**Written exercise**
Please count the rows below that contain the string "index", treating uppercase and lowercase as different, and give only the number.

**Extracted rows**
######

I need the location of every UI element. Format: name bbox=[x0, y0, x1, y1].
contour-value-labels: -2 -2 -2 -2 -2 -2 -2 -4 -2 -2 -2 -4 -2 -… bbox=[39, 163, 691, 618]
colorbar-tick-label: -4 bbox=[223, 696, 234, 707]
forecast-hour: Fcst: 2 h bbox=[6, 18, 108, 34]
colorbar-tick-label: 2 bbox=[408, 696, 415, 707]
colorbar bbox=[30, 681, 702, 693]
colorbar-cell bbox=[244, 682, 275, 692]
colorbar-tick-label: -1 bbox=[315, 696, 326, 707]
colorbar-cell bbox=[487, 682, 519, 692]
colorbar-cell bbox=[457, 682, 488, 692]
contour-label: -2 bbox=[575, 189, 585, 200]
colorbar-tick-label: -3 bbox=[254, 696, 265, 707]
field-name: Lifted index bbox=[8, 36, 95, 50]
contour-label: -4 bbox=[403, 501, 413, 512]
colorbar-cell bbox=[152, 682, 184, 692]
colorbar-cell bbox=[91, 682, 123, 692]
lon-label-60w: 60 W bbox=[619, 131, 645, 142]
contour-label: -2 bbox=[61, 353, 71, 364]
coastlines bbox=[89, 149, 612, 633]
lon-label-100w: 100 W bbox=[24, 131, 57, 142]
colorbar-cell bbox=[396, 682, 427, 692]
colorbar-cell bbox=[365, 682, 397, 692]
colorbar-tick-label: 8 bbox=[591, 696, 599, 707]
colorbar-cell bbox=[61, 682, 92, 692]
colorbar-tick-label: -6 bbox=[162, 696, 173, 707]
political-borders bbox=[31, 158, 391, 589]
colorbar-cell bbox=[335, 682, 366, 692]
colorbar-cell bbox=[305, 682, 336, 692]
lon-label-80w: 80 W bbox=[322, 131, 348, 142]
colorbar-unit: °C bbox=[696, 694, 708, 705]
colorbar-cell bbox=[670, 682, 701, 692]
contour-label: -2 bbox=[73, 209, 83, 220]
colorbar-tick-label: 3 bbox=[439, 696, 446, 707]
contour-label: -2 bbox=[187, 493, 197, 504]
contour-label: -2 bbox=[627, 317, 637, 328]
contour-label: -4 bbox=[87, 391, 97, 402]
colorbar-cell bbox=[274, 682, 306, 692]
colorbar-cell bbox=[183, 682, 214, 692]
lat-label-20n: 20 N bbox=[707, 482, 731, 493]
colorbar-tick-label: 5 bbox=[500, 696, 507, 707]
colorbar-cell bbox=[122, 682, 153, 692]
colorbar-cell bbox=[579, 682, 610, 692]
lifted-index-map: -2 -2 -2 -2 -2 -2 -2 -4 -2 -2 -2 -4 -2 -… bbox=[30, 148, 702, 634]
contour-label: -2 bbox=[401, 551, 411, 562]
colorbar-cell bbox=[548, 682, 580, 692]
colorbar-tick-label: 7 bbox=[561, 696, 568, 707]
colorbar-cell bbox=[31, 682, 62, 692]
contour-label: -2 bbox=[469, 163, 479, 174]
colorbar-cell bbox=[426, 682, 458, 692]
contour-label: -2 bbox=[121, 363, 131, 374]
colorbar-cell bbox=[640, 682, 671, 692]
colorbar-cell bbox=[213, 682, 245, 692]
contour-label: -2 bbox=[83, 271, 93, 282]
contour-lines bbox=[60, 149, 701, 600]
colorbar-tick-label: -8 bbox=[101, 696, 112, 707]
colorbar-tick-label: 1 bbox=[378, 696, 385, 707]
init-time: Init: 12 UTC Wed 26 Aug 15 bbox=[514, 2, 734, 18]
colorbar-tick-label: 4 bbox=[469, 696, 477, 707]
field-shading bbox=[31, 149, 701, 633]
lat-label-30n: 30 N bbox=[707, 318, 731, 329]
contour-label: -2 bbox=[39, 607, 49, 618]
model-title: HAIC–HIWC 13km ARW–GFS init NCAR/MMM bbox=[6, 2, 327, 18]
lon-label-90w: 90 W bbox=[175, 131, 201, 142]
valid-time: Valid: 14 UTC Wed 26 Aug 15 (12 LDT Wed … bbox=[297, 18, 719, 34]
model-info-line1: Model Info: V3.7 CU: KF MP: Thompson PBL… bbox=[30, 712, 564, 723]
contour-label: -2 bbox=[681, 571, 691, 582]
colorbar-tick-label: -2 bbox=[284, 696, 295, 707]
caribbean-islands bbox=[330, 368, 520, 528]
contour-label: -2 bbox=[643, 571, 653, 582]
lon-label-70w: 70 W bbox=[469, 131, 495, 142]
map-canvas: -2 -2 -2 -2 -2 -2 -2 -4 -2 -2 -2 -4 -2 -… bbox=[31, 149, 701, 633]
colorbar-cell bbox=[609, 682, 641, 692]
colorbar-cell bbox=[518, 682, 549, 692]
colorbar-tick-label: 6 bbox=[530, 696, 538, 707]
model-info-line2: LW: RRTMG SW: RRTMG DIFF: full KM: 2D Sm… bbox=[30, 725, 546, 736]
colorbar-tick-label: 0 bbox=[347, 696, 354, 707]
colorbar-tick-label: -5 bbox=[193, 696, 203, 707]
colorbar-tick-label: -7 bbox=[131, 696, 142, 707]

######

**Solution to the problem**
2